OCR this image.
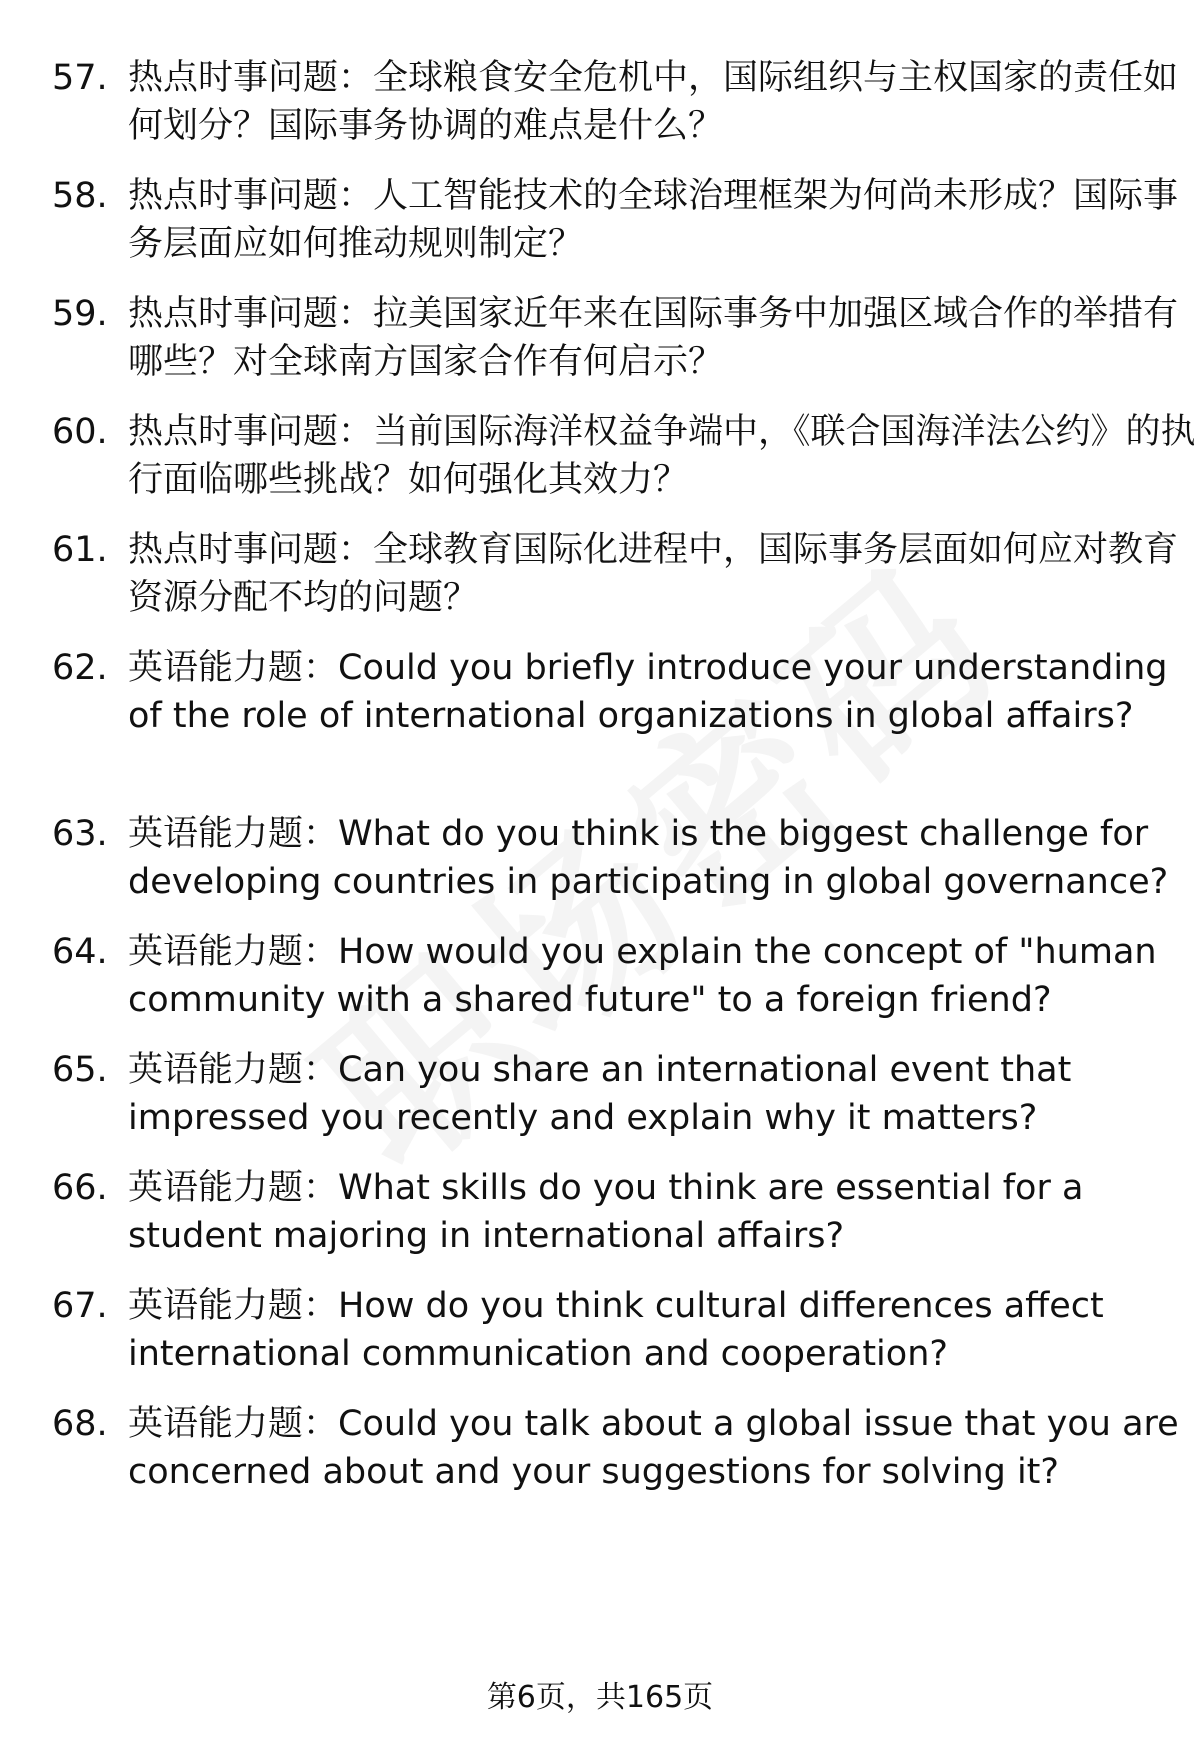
57. 热点时事问题：全球粮食安全危机中，国际组织与主权国家的责任如何划分？国际事务协调的难点是什么？
58. 热点时事问题：人工智能技术的全球治理框架为何尚未形成？国际事务层面应如何推动规则制定？
59. 热点时事问题：拉美国家近年来在国际事务中加强区域合作的举措有哪些？对全球南方国家合作有何启示？
60. 热点时事问题：当前国际海洋权益争端中，《联合国海洋法公约》的执行面临哪些挑战？如何强化其效力？
61. 热点时事问题：全球教育国际化进程中，国际事务层面如何应对教育资源分配不均的问题？
62. 英语能力题：Could you briefly introduce your understanding of the role of international organizations in global affairs?
63. 英语能力题：What do you think is the biggest challenge for developing countries in participating in global governance?
64. 英语能力题：How would you explain the concept of "human community with a shared future" to a foreign friend?
65. 英语能力题：Can you share an international event that impressed you recently and explain why it matters?
66. 英语能力题：What skills do you think are essential for a student majoring in international affairs?
67. 英语能力题：How do you think cultural differences affect international communication and cooperation?
68. 英语能力题：Could you talk about a global issue that you are concerned about and your suggestions for solving it?
第6页，共165页
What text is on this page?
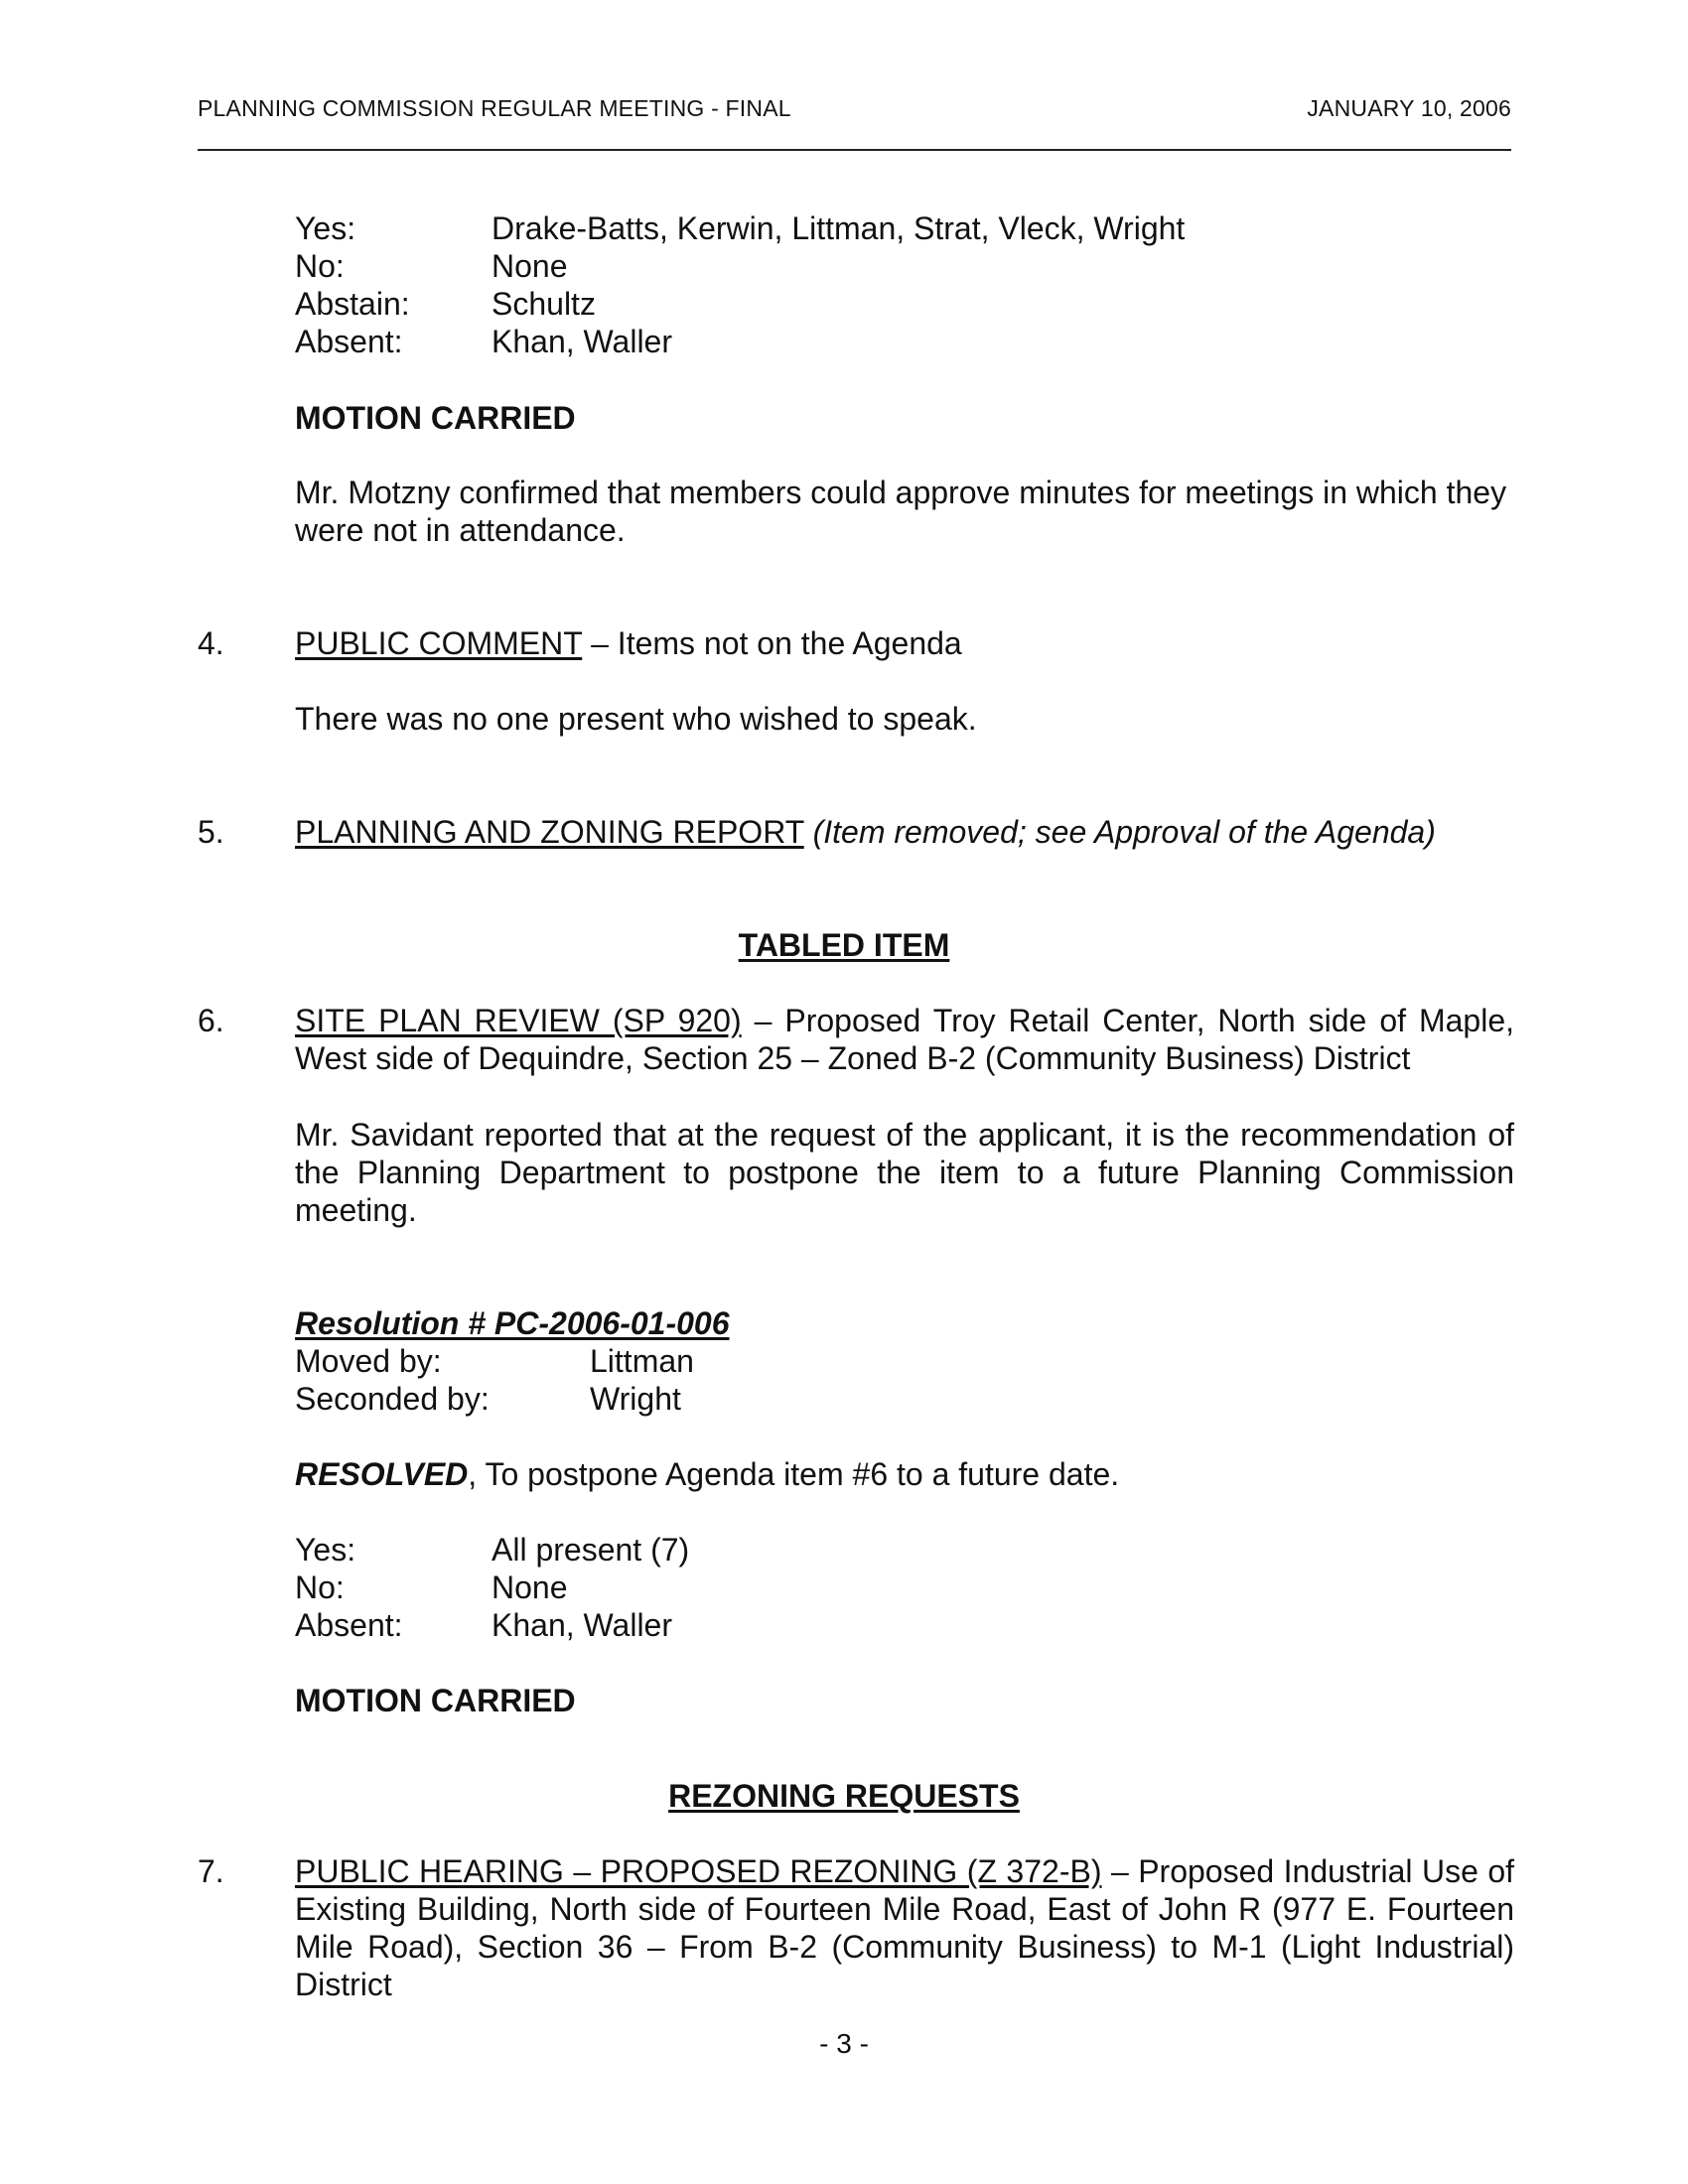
PLANNING COMMISSION REGULAR MEETING - FINAL	JANUARY 10, 2006
Yes:	Drake-Batts, Kerwin, Littman, Strat, Vleck, Wright
No:	None
Abstain:	Schultz
Absent:	Khan, Waller
MOTION CARRIED
Mr. Motzny confirmed that members could approve minutes for meetings in which they were not in attendance.
4. PUBLIC COMMENT – Items not on the Agenda
There was no one present who wished to speak.
5. PLANNING AND ZONING REPORT (Item removed; see Approval of the Agenda)
TABLED ITEM
6. SITE PLAN REVIEW (SP 920) – Proposed Troy Retail Center, North side of Maple, West side of Dequindre, Section 25 – Zoned B-2 (Community Business) District
Mr. Savidant reported that at the request of the applicant, it is the recommendation of the Planning Department to postpone the item to a future Planning Commission meeting.
Resolution # PC-2006-01-006
Moved by:	Littman
Seconded by:	Wright
RESOLVED, To postpone Agenda item #6 to a future date.
Yes:	All present (7)
No:	None
Absent:	Khan, Waller
MOTION CARRIED
REZONING REQUESTS
7. PUBLIC HEARING – PROPOSED REZONING (Z 372-B) – Proposed Industrial Use of Existing Building, North side of Fourteen Mile Road, East of John R (977 E. Fourteen Mile Road), Section 36 – From B-2 (Community Business) to M-1 (Light Industrial) District
- 3 -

- **WHAT IS NEEDED**
Reproduce all entries exactly. Pictures do not belong in the copy.

- **TASK ANSWER**
OCR this image.
57. 热点时事问题：全球粮食安全危机中，国际组织与主权国家的责任如何划分？国际事务协调的难点是什么？
58. 热点时事问题：人工智能技术的全球治理框架为何尚未形成？国际事务层面应如何推动规则制定？
59. 热点时事问题：拉美国家近年来在国际事务中加强区域合作的举措有哪些？对全球南方国家合作有何启示？
60. 热点时事问题：当前国际海洋权益争端中，《联合国海洋法公约》的执行面临哪些挑战？如何强化其效力？
61. 热点时事问题：全球教育国际化进程中，国际事务层面如何应对教育资源分配不均的问题？
62. 英语能力题：Could you briefly introduce your understanding of the role of international organizations in global affairs?
63. 英语能力题：What do you think is the biggest challenge for developing countries in participating in global governance?
64. 英语能力题：How would you explain the concept of "human community with a shared future" to a foreign friend?
65. 英语能力题：Can you share an international event that impressed you recently and explain why it matters?
66. 英语能力题：What skills do you think are essential for a student majoring in international affairs?
67. 英语能力题：How do you think cultural differences affect international communication and cooperation?
68. 英语能力题：Could you talk about a global issue that you are concerned about and your suggestions for solving it?
第6页，共165页
What text is on this page?
PLANNING COMMISSION REGULAR MEETING - FINAL	JANUARY 10, 2006
Yes:	Drake-Batts, Kerwin, Littman, Strat, Vleck, Wright
No:	None
Abstain:	Schultz
Absent:	Khan, Waller
MOTION CARRIED
Mr. Motzny confirmed that members could approve minutes for meetings in which they were not in attendance.
4. PUBLIC COMMENT – Items not on the Agenda
There was no one present who wished to speak.
5. PLANNING AND ZONING REPORT (Item removed; see Approval of the Agenda)
TABLED ITEM
6. SITE PLAN REVIEW (SP 920) – Proposed Troy Retail Center, North side of Maple, West side of Dequindre, Section 25 – Zoned B-2 (Community Business) District
Mr. Savidant reported that at the request of the applicant, it is the recommendation of the Planning Department to postpone the item to a future Planning Commission meeting.
Resolution # PC-2006-01-006
Moved by:	Littman
Seconded by:	Wright
RESOLVED, To postpone Agenda item #6 to a future date.
Yes:	All present (7)
No:	None
Absent:	Khan, Waller
MOTION CARRIED
REZONING REQUESTS
7. PUBLIC HEARING – PROPOSED REZONING (Z 372-B) – Proposed Industrial Use of Existing Building, North side of Fourteen Mile Road, East of John R (977 E. Fourteen Mile Road), Section 36 – From B-2 (Community Business) to M-1 (Light Industrial) District
- 3 -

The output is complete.